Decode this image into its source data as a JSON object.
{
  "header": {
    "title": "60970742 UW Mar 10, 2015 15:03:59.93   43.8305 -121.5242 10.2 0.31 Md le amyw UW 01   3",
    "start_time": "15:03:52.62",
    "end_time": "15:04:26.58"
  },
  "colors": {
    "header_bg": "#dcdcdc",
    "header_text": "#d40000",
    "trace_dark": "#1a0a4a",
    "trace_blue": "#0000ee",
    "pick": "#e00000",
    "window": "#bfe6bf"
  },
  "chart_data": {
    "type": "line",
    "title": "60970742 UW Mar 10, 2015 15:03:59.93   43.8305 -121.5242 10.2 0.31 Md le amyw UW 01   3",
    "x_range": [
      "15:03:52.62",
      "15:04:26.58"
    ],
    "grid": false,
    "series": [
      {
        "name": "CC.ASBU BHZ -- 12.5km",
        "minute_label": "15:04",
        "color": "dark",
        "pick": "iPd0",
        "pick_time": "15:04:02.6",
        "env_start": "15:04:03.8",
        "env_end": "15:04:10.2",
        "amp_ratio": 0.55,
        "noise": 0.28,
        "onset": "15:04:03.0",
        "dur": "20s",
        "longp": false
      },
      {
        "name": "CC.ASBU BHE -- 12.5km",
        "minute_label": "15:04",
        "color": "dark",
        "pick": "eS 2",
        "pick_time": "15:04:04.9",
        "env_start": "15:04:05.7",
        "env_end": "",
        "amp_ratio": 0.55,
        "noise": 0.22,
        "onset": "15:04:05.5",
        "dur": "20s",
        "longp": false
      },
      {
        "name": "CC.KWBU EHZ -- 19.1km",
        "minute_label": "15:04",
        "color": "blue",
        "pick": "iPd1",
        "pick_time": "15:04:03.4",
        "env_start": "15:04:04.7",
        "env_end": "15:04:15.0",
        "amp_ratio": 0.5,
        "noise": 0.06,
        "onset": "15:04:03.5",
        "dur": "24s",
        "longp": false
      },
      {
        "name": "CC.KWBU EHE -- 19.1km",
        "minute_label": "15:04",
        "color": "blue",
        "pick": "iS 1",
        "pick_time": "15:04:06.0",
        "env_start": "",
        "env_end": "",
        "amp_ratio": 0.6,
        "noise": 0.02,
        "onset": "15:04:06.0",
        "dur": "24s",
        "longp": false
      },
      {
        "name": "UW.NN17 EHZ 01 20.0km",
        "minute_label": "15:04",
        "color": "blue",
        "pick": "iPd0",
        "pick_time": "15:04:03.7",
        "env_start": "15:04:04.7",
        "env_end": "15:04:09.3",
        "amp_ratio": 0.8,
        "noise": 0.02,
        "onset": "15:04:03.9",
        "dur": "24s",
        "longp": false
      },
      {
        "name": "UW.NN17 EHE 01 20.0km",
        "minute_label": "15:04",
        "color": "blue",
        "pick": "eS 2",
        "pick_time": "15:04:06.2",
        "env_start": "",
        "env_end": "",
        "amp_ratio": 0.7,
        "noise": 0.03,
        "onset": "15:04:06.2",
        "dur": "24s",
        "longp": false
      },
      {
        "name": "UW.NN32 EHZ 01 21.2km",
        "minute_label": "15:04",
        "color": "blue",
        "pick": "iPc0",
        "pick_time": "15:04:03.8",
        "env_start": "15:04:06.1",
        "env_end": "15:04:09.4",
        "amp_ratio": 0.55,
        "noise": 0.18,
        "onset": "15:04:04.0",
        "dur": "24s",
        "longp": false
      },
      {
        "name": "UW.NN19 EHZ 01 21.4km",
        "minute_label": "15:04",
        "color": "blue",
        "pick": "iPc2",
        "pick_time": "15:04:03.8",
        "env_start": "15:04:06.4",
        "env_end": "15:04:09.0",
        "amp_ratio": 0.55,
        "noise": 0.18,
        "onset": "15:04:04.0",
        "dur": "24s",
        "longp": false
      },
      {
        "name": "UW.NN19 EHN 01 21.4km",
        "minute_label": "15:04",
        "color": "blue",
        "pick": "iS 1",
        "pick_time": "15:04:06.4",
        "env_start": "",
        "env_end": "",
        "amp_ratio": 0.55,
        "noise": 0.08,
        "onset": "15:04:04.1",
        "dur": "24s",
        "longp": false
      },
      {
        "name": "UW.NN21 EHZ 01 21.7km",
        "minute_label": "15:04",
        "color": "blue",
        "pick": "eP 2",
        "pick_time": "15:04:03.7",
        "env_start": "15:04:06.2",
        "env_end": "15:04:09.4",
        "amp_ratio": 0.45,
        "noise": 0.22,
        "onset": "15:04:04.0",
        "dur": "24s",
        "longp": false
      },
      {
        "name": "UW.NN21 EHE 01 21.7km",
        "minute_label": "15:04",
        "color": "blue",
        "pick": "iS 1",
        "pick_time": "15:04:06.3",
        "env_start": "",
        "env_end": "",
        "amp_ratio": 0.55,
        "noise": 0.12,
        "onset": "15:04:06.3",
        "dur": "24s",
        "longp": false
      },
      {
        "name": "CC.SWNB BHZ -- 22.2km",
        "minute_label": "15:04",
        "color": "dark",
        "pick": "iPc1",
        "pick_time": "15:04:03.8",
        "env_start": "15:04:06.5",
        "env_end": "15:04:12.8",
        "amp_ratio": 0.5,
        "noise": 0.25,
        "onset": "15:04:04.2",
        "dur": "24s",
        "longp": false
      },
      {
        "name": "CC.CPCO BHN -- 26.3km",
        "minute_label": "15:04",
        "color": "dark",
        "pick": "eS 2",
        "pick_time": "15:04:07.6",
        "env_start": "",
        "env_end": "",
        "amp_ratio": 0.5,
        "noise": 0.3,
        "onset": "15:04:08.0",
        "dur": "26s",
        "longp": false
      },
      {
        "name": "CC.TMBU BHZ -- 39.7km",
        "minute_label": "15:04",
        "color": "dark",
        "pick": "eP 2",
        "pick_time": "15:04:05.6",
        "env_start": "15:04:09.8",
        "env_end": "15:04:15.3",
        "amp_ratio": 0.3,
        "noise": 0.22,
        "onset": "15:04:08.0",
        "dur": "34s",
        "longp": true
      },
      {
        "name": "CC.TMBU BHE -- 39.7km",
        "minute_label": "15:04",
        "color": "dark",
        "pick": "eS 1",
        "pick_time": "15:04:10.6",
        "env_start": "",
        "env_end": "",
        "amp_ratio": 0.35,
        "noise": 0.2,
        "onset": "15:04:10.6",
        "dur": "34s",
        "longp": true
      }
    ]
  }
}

## Problem description
Return the listing above in its exact form.

## Written answer
Decode this image into its source data as a JSON object.
{
  "header": {
    "title": "60970742 UW Mar 10, 2015 15:03:59.93   43.8305 -121.5242 10.2 0.31 Md le amyw UW 01   3",
    "start_time": "15:03:52.62",
    "end_time": "15:04:26.58"
  },
  "colors": {
    "header_bg": "#dcdcdc",
    "header_text": "#d40000",
    "trace_dark": "#1a0a4a",
    "trace_blue": "#0000ee",
    "pick": "#e00000",
    "window": "#bfe6bf"
  },
  "chart_data": {
    "type": "line",
    "title": "60970742 UW Mar 10, 2015 15:03:59.93   43.8305 -121.5242 10.2 0.31 Md le amyw UW 01   3",
    "x_range": [
      "15:03:52.62",
      "15:04:26.58"
    ],
    "grid": false,
    "series": [
      {
        "name": "CC.ASBU BHZ -- 12.5km",
        "minute_label": "15:04",
        "color": "dark",
        "pick": "iPd0",
        "pick_time": "15:04:02.6",
        "env_start": "15:04:03.8",
        "env_end": "15:04:10.2",
        "amp_ratio": 0.55,
        "noise": 0.28,
        "onset": "15:04:03.0",
        "dur": "20s",
        "longp": false
      },
      {
        "name": "CC.ASBU BHE -- 12.5km",
        "minute_label": "15:04",
        "color": "dark",
        "pick": "eS 2",
        "pick_time": "15:04:04.9",
        "env_start": "15:04:05.7",
        "env_end": "",
        "amp_ratio": 0.55,
        "noise": 0.22,
        "onset": "15:04:05.5",
        "dur": "20s",
        "longp": false
      },
      {
        "name": "CC.KWBU EHZ -- 19.1km",
        "minute_label": "15:04",
        "color": "blue",
        "pick": "iPd1",
        "pick_time": "15:04:03.4",
        "env_start": "15:04:04.7",
        "env_end": "15:04:15.0",
        "amp_ratio": 0.5,
        "noise": 0.06,
        "onset": "15:04:03.5",
        "dur": "24s",
        "longp": false
      },
      {
        "name": "CC.KWBU EHE -- 19.1km",
        "minute_label": "15:04",
        "color": "blue",
        "pick": "iS 1",
        "pick_time": "15:04:06.0",
        "env_start": "",
        "env_end": "",
        "amp_ratio": 0.6,
        "noise": 0.02,
        "onset": "15:04:06.0",
        "dur": "24s",
        "longp": false
      },
      {
        "name": "UW.NN17 EHZ 01 20.0km",
        "minute_label": "15:04",
        "color": "blue",
        "pick": "iPd0",
        "pick_time": "15:04:03.7",
        "env_start": "15:04:04.7",
        "env_end": "15:04:09.3",
        "amp_ratio": 0.8,
        "noise": 0.02,
        "onset": "15:04:03.9",
        "dur": "24s",
        "longp": false
      },
      {
        "name": "UW.NN17 EHE 01 20.0km",
        "minute_label": "15:04",
        "color": "blue",
        "pick": "eS 2",
        "pick_time": "15:04:06.2",
        "env_start": "",
        "env_end": "",
        "amp_ratio": 0.7,
        "noise": 0.03,
        "onset": "15:04:06.2",
        "dur": "24s",
        "longp": false
      },
      {
        "name": "UW.NN32 EHZ 01 21.2km",
        "minute_label": "15:04",
        "color": "blue",
        "pick": "iPc0",
        "pick_time": "15:04:03.8",
        "env_start": "15:04:06.1",
        "env_end": "15:04:09.4",
        "amp_ratio": 0.55,
        "noise": 0.18,
        "onset": "15:04:04.0",
        "dur": "24s",
        "longp": false
      },
      {
        "name": "UW.NN19 EHZ 01 21.4km",
        "minute_label": "15:04",
        "color": "blue",
        "pick": "iPc2",
        "pick_time": "15:04:03.8",
        "env_start": "15:04:06.4",
        "env_end": "15:04:09.0",
        "amp_ratio": 0.55,
        "noise": 0.18,
        "onset": "15:04:04.0",
        "dur": "24s",
        "longp": false
      },
      {
        "name": "UW.NN19 EHN 01 21.4km",
        "minute_label": "15:04",
        "color": "blue",
        "pick": "iS 1",
        "pick_time": "15:04:06.4",
        "env_start": "",
        "env_end": "",
        "amp_ratio": 0.55,
        "noise": 0.08,
        "onset": "15:04:04.1",
        "dur": "24s",
        "longp": false
      },
      {
        "name": "UW.NN21 EHZ 01 21.7km",
        "minute_label": "15:04",
        "color": "blue",
        "pick": "eP 2",
        "pick_time": "15:04:03.7",
        "env_start": "15:04:06.2",
        "env_end": "15:04:09.4",
        "amp_ratio": 0.45,
        "noise": 0.22,
        "onset": "15:04:04.0",
        "dur": "24s",
        "longp": false
      },
      {
        "name": "UW.NN21 EHE 01 21.7km",
        "minute_label": "15:04",
        "color": "blue",
        "pick": "iS 1",
        "pick_time": "15:04:06.3",
        "env_start": "",
        "env_end": "",
        "amp_ratio": 0.55,
        "noise": 0.12,
        "onset": "15:04:06.3",
        "dur": "24s",
        "longp": false
      },
      {
        "name": "CC.SWNB BHZ -- 22.2km",
        "minute_label": "15:04",
        "color": "dark",
        "pick": "iPc1",
        "pick_time": "15:04:03.8",
        "env_start": "15:04:06.5",
        "env_end": "15:04:12.8",
        "amp_ratio": 0.5,
        "noise": 0.25,
        "onset": "15:04:04.2",
        "dur": "24s",
        "longp": false
      },
      {
        "name": "CC.CPCO BHN -- 26.3km",
        "minute_label": "15:04",
        "color": "dark",
        "pick": "eS 2",
        "pick_time": "15:04:07.6",
        "env_start": "",
        "env_end": "",
        "amp_ratio": 0.5,
        "noise": 0.3,
        "onset": "15:04:08.0",
        "dur": "26s",
        "longp": false
      },
      {
        "name": "CC.TMBU BHZ -- 39.7km",
        "minute_label": "15:04",
        "color": "dark",
        "pick": "eP 2",
        "pick_time": "15:04:05.6",
        "env_start": "15:04:09.8",
        "env_end": "15:04:15.3",
        "amp_ratio": 0.3,
        "noise": 0.22,
        "onset": "15:04:08.0",
        "dur": "34s",
        "longp": true
      },
      {
        "name": "CC.TMBU BHE -- 39.7km",
        "minute_label": "15:04",
        "color": "dark",
        "pick": "eS 1",
        "pick_time": "15:04:10.6",
        "env_start": "",
        "env_end": "",
        "amp_ratio": 0.35,
        "noise": 0.2,
        "onset": "15:04:10.6",
        "dur": "34s",
        "longp": true
      }
    ]
  }
}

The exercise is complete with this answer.